# AIM:
Select, from the material below, each line with "Company" in it.

# EXERCISE MATERIAL:
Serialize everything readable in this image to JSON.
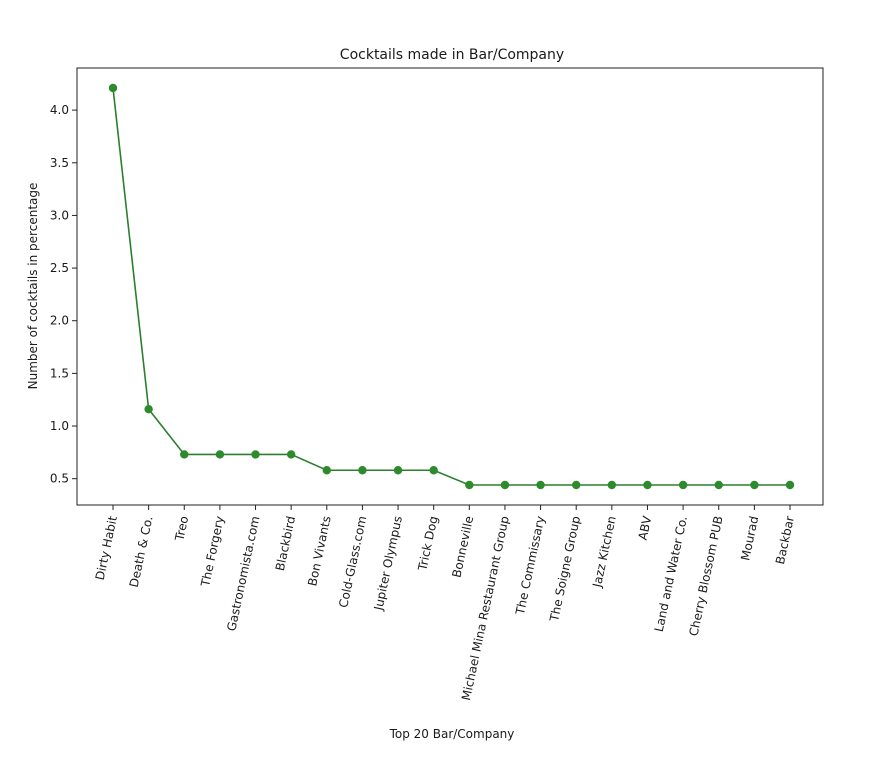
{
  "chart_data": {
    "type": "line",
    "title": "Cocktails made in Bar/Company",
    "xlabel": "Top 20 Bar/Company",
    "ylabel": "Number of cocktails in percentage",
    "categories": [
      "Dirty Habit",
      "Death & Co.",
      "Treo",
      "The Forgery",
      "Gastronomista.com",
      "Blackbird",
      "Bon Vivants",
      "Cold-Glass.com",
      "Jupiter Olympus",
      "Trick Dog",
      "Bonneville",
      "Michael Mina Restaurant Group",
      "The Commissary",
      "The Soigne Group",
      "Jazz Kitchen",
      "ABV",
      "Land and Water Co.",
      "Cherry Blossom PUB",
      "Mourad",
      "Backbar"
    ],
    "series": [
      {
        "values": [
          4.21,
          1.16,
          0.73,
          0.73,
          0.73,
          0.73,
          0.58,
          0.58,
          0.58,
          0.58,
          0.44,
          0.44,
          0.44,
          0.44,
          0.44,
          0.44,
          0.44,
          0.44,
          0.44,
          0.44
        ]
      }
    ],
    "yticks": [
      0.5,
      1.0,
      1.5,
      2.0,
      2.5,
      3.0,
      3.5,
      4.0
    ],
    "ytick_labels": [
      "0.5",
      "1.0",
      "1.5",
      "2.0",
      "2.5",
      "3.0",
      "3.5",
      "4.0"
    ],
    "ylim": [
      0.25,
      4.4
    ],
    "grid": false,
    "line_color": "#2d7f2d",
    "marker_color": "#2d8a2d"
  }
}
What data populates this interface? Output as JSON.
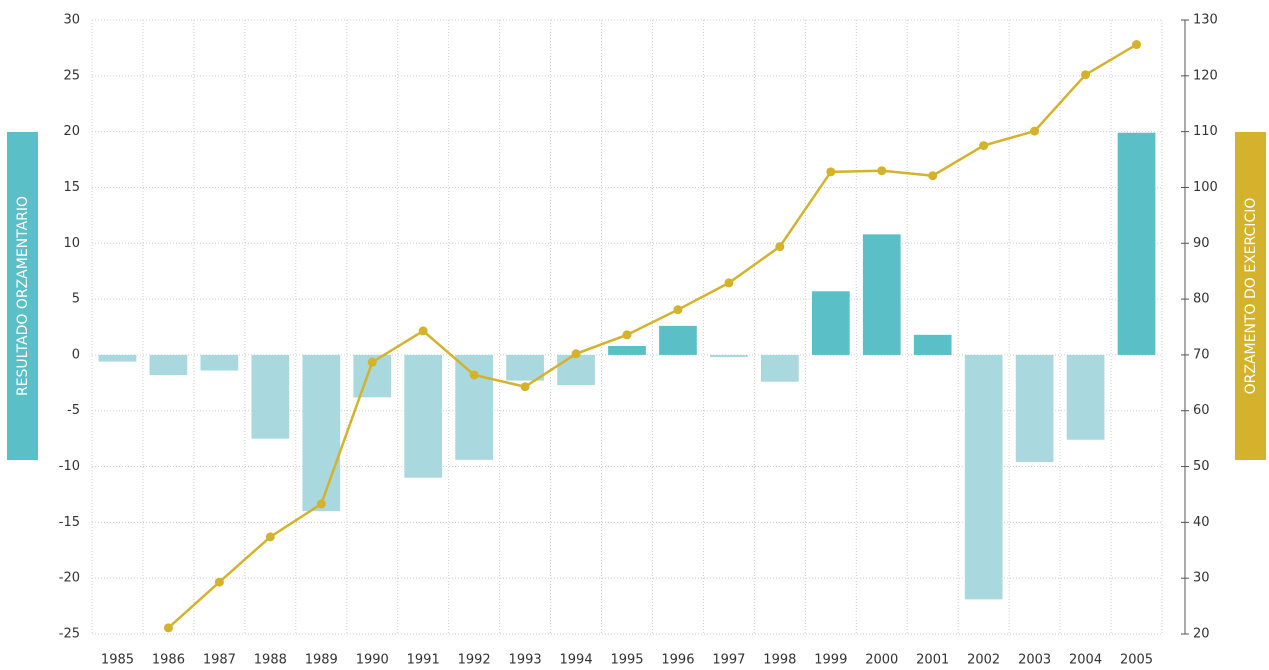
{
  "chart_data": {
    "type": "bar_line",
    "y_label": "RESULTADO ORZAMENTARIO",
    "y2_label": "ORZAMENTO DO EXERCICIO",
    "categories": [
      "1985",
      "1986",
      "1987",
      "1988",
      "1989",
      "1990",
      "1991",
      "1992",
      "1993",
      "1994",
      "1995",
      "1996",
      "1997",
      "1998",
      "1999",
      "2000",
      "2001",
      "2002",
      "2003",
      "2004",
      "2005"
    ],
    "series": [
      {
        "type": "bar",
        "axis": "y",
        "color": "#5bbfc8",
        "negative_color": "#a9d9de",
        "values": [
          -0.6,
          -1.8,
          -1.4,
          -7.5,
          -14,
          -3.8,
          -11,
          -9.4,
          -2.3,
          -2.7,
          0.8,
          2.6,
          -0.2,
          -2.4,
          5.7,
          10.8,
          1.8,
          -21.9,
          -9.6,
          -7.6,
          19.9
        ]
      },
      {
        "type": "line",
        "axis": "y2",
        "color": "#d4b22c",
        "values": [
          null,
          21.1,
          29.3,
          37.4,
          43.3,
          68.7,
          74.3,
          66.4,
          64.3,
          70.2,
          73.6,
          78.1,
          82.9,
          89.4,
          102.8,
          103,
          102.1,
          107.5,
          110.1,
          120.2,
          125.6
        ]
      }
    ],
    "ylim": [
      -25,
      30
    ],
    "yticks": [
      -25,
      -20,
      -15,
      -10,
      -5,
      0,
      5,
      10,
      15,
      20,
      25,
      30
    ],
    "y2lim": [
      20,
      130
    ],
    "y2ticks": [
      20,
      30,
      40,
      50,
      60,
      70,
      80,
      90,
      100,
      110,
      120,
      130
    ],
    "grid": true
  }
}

* * *

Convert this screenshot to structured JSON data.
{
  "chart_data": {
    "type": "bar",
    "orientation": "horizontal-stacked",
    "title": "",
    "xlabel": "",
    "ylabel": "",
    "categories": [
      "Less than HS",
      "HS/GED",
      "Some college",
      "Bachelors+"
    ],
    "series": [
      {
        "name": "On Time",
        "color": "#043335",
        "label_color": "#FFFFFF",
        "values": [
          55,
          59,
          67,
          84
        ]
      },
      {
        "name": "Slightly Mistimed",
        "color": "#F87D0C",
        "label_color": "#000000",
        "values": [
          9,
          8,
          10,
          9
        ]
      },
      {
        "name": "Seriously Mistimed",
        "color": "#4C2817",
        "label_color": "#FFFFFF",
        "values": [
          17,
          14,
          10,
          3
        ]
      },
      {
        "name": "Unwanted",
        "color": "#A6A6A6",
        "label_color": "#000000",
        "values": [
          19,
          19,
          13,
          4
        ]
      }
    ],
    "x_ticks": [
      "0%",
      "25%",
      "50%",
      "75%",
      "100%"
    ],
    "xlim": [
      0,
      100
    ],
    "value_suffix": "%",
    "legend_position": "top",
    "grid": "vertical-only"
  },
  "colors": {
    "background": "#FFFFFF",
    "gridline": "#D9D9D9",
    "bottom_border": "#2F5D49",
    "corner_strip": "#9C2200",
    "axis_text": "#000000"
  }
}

# TASK OUTPUT:
    "title": "Cocktails made in Bar/Company",
    "xlabel": "Top 20 Bar/Company",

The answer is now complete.